● Direction
Leave out the pictures and return every entry exactly as it appears.

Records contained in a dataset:
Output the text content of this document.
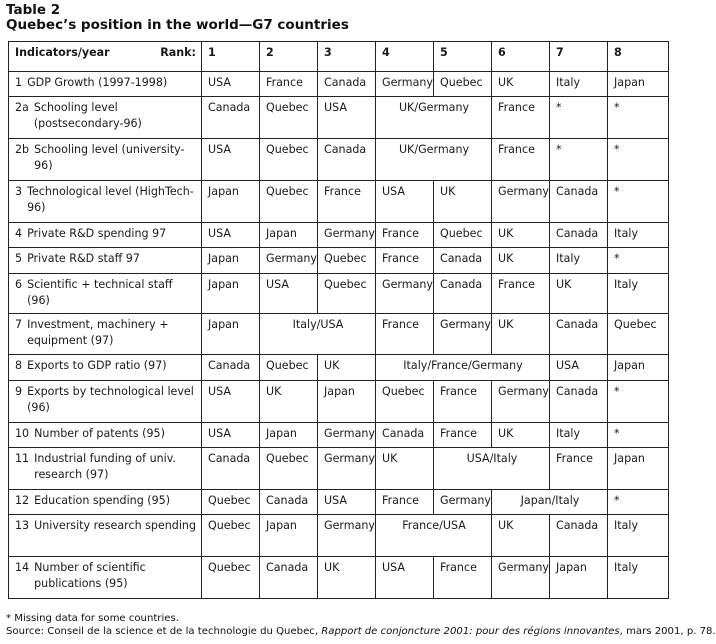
Table 2
Quebec’s position in the world—G7 countries
Indicators/year Rank:	1	2	3	4	5	6	7	8

1 GDP Growth (1997-1998)	USA	France	Canada	Germany	Quebec	UK	Italy	Japan

2a Schooling level (postsecondary-96)	Canada	Quebec	USA	UK/Germany		France	*	*

2b Schooling level (university-96)	USA	Quebec	Canada	UK/Germany		France	*	*

3 Technological level (HighTech-96)	Japan	Quebec	France	USA	UK	Germany	Canada	*

4 Private R&D spending 97	USA	Japan	Germany	France	Quebec	UK	Canada	Italy

5 Private R&D staff 97	Japan	Germany	Quebec	France	Canada	UK	Italy	*

6 Scientific + technical staff (96)	Japan	USA	Quebec	Germany	Canada	France	UK	Italy

7 Investment, machinery + equipment (97)	Japan	Italy/USA		France	Germany	UK	Canada	Quebec

8 Exports to GDP ratio (97)	Canada	Quebec	UK	Italy/France/Germany			USA	Japan

9 Exports by technological level (96)	USA	UK	Japan	Quebec	France	Germany	Canada	*

10 Number of patents (95)	USA	Japan	Germany	Canada	France	UK	Italy	*

11 Industrial funding of univ. research (97)	Canada	Quebec	Germany	UK	USA/Italy		France	Japan

12 Education spending (95)	Quebec	Canada	USA	France	Germany	Japan/Italy		*

13 University research spending	Quebec	Japan	Germany	France/USA		UK	Canada	Italy

14 Number of scientific publications (95)	Quebec	Canada	UK	USA	France	Germany	Japan	Italy
* Missing data for some countries.
Source: Conseil de la science et de la technologie du Quebec, Rapport de conjoncture 2001: pour des régions innovantes, mars 2001, p. 78.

● In response
Output the text content of this document.
Table 2
Quebec’s position in the world—G7 countries
Indicators/year Rank:	1	2	3	4	5	6	7	8

1 GDP Growth (1997-1998)	USA	France	Canada	Germany	Quebec	UK	Italy	Japan

2a Schooling level (postsecondary-96)	Canada	Quebec	USA	UK/Germany		France	*	*

2b Schooling level (university-96)	USA	Quebec	Canada	UK/Germany		France	*	*

3 Technological level (HighTech-96)	Japan	Quebec	France	USA	UK	Germany	Canada	*

4 Private R&D spending 97	USA	Japan	Germany	France	Quebec	UK	Canada	Italy

5 Private R&D staff 97	Japan	Germany	Quebec	France	Canada	UK	Italy	*

6 Scientific + technical staff (96)	Japan	USA	Quebec	Germany	Canada	France	UK	Italy

7 Investment, machinery + equipment (97)	Japan	Italy/USA		France	Germany	UK	Canada	Quebec

8 Exports to GDP ratio (97)	Canada	Quebec	UK	Italy/France/Germany			USA	Japan

9 Exports by technological level (96)	USA	UK	Japan	Quebec	France	Germany	Canada	*

10 Number of patents (95)	USA	Japan	Germany	Canada	France	UK	Italy	*

11 Industrial funding of univ. research (97)	Canada	Quebec	Germany	UK	USA/Italy		France	Japan

12 Education spending (95)	Quebec	Canada	USA	France	Germany	Japan/Italy		*

13 University research spending	Quebec	Japan	Germany	France/USA		UK	Canada	Italy

14 Number of scientific publications (95)	Quebec	Canada	UK	USA	France	Germany	Japan	Italy
* Missing data for some countries.
Source: Conseil de la science et de la technologie du Quebec, Rapport de conjoncture 2001: pour des régions innovantes, mars 2001, p. 78.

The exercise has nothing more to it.